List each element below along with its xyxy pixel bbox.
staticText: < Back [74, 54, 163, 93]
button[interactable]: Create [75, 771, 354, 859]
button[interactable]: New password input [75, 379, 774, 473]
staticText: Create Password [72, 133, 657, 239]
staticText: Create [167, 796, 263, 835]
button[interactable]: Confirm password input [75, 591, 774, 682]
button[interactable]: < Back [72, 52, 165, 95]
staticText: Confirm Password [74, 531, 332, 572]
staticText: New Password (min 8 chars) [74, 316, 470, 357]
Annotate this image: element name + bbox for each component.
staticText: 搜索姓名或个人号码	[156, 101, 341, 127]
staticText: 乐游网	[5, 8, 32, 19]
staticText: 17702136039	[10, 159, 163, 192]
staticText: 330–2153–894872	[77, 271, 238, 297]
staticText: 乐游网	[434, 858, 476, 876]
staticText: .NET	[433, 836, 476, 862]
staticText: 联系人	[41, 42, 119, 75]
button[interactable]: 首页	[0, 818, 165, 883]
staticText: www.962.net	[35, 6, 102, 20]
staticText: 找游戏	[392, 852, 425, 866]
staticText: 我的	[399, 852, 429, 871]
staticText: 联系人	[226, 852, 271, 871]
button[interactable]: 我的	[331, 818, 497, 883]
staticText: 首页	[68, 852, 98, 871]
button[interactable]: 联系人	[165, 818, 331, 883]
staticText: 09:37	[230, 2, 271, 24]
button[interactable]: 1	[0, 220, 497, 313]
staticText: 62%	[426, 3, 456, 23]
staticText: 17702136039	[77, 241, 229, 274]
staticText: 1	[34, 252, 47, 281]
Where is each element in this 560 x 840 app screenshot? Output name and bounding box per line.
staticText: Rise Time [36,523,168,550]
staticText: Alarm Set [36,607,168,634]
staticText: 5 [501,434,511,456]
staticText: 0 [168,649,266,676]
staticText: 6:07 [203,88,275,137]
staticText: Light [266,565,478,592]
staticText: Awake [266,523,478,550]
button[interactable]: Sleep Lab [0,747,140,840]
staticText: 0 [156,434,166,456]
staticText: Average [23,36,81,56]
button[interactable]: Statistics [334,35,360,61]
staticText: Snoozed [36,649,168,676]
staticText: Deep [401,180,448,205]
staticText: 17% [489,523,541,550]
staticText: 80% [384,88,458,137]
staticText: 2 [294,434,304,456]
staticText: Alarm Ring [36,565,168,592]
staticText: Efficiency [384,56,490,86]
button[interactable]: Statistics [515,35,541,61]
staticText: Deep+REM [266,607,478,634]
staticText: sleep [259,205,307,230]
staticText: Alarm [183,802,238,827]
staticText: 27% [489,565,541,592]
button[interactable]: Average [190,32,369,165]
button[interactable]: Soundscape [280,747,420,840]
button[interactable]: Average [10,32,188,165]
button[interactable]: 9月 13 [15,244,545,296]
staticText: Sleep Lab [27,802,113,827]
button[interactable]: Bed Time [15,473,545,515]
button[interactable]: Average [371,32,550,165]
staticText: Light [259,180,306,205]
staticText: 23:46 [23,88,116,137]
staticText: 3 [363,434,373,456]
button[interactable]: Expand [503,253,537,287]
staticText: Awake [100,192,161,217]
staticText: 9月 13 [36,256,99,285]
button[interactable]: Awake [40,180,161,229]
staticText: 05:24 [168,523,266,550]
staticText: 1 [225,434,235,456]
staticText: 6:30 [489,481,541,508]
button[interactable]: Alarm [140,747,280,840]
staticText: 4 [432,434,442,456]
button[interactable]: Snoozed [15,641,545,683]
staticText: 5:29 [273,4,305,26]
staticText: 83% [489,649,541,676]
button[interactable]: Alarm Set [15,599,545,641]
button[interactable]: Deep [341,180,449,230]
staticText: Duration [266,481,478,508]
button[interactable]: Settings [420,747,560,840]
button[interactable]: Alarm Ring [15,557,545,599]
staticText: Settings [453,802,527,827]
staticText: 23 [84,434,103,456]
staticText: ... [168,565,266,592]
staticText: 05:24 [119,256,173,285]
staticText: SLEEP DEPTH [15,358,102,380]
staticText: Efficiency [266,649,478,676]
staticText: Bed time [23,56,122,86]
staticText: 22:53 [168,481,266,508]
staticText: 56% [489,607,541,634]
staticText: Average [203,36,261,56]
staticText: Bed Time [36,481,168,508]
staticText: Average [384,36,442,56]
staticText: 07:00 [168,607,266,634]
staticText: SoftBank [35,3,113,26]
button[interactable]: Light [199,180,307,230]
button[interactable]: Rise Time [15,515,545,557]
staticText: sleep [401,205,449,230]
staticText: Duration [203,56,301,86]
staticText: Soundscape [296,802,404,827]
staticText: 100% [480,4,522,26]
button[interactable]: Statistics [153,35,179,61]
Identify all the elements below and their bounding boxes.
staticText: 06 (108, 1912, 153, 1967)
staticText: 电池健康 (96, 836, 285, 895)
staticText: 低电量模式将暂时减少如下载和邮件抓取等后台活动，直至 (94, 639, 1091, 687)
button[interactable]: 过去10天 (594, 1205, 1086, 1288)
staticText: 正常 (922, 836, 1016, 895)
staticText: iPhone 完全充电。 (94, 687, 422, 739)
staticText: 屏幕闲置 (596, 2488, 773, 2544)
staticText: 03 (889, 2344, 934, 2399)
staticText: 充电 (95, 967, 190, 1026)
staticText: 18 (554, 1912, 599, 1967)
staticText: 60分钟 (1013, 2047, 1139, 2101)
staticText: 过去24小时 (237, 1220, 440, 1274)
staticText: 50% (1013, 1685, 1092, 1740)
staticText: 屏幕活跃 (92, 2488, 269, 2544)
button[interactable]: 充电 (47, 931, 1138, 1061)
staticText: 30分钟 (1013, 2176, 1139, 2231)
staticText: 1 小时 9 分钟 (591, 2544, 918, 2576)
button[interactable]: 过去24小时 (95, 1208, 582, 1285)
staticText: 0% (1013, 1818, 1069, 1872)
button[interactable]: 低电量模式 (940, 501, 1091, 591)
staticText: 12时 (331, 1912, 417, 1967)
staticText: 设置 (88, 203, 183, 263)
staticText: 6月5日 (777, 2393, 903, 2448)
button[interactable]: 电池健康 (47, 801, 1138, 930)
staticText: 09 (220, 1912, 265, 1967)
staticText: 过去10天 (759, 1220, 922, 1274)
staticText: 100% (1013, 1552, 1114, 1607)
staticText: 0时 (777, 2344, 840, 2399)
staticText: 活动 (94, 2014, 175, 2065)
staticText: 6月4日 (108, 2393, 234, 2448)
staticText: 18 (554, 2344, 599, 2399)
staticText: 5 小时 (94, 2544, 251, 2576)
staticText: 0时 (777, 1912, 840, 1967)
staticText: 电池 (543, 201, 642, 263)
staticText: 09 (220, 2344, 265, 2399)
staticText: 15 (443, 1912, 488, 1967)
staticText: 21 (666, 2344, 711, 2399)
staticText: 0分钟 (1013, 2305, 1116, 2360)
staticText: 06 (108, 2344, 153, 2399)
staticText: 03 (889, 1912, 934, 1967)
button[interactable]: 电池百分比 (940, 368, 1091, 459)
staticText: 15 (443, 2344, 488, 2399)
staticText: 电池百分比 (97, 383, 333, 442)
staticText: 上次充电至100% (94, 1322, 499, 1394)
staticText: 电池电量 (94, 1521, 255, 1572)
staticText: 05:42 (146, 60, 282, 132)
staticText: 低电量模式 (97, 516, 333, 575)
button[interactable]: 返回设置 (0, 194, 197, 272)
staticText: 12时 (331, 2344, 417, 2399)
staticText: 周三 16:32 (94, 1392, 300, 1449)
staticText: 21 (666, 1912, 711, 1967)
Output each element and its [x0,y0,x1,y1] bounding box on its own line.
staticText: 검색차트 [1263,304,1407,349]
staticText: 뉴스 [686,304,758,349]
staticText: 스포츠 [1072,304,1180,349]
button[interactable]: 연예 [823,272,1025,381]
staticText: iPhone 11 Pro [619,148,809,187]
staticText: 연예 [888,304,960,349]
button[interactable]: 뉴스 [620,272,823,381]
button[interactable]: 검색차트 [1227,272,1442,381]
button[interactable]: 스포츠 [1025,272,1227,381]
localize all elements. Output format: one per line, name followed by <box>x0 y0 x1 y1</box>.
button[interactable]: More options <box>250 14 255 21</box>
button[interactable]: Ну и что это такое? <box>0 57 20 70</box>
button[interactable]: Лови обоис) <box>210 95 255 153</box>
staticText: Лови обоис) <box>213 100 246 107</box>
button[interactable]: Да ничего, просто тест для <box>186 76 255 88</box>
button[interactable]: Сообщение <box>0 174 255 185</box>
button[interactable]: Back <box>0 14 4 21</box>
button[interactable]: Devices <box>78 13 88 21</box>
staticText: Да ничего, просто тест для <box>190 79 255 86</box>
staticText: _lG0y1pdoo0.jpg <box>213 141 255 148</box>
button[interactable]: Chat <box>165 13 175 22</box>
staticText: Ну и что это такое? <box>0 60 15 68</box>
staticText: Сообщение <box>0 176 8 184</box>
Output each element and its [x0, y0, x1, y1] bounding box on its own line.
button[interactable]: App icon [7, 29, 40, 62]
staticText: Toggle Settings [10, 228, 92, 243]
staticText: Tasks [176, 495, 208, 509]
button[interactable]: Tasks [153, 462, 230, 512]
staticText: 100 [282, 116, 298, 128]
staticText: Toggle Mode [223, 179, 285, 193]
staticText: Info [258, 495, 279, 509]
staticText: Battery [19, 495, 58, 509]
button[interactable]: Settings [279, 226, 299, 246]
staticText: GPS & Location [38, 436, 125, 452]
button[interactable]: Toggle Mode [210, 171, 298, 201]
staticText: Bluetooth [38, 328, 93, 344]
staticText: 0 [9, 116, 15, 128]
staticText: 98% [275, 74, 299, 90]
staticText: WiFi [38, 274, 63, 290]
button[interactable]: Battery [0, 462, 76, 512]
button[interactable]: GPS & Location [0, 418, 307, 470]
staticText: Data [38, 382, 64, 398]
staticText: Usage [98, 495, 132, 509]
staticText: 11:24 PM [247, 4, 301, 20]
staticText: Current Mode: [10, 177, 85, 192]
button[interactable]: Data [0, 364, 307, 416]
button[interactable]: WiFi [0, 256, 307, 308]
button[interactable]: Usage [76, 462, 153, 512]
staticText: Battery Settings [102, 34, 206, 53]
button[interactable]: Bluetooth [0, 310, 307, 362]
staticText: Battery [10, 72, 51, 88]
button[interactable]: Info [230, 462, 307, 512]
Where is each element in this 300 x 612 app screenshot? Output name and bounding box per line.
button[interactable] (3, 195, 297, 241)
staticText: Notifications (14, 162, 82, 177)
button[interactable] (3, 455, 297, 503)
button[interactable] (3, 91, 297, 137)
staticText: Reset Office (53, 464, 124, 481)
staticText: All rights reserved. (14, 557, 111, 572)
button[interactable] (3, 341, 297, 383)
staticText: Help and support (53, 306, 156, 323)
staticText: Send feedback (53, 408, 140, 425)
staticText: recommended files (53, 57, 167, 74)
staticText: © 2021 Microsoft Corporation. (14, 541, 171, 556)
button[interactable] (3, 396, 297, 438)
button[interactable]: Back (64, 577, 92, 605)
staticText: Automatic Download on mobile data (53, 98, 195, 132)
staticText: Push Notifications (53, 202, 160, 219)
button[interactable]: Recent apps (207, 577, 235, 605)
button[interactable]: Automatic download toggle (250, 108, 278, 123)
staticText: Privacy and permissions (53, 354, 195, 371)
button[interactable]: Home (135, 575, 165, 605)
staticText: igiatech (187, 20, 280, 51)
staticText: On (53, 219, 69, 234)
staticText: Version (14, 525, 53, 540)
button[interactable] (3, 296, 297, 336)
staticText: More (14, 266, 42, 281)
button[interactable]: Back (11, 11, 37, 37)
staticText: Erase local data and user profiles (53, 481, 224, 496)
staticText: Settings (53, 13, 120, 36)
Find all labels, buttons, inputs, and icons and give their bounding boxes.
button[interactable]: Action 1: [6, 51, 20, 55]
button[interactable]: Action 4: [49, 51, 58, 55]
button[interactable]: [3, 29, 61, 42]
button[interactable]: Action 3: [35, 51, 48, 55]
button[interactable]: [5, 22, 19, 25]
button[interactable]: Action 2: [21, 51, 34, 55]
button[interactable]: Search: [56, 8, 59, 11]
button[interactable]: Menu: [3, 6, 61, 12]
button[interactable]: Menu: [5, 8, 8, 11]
————
(Het probleem): Vervang "Back" door "Return" in de gegevens vanaf het begin tot en met de regel met "852, 98, 871]", en geef dat stuk opnieuw weer. Laat al het andere ongewijzigd.

(Antwoord hieronder):
List each element below along with its xyxy pixel bbox.
staticText: < Return [74, 54, 163, 93]
button[interactable]: Create [75, 771, 354, 859]
button[interactable]: New password input [75, 379, 774, 473]
staticText: Create Password [72, 133, 657, 239]
staticText: Create [167, 796, 263, 835]
button[interactable]: Confirm password input [75, 591, 774, 682]
button[interactable]: < Return [72, 52, 165, 95]
staticText: Confirm Password [74, 531, 332, 572]
staticText: New Password (min 8 chars) [74, 316, 470, 357]
Annotate this image: element name + bbox for each component.
staticText: 搜索姓名或个人号码	[156, 101, 341, 127]
staticText: 乐游网	[5, 8, 32, 19]
staticText: 17702136039	[10, 159, 163, 192]
staticText: 330–2153–894872	[77, 271, 238, 297]
staticText: 乐游网	[434, 858, 476, 876]
staticText: .NET	[433, 836, 476, 862]
staticText: 联系人	[41, 42, 119, 75]
button[interactable]: 首页	[0, 818, 165, 883]
staticText: www.962.net	[35, 6, 102, 20]
staticText: 找游戏	[392, 852, 425, 866]
staticText: 我的	[399, 852, 429, 871]
staticText: 联系人	[226, 852, 271, 871]
button[interactable]: 我的	[331, 818, 497, 883]
staticText: 首页	[68, 852, 98, 871]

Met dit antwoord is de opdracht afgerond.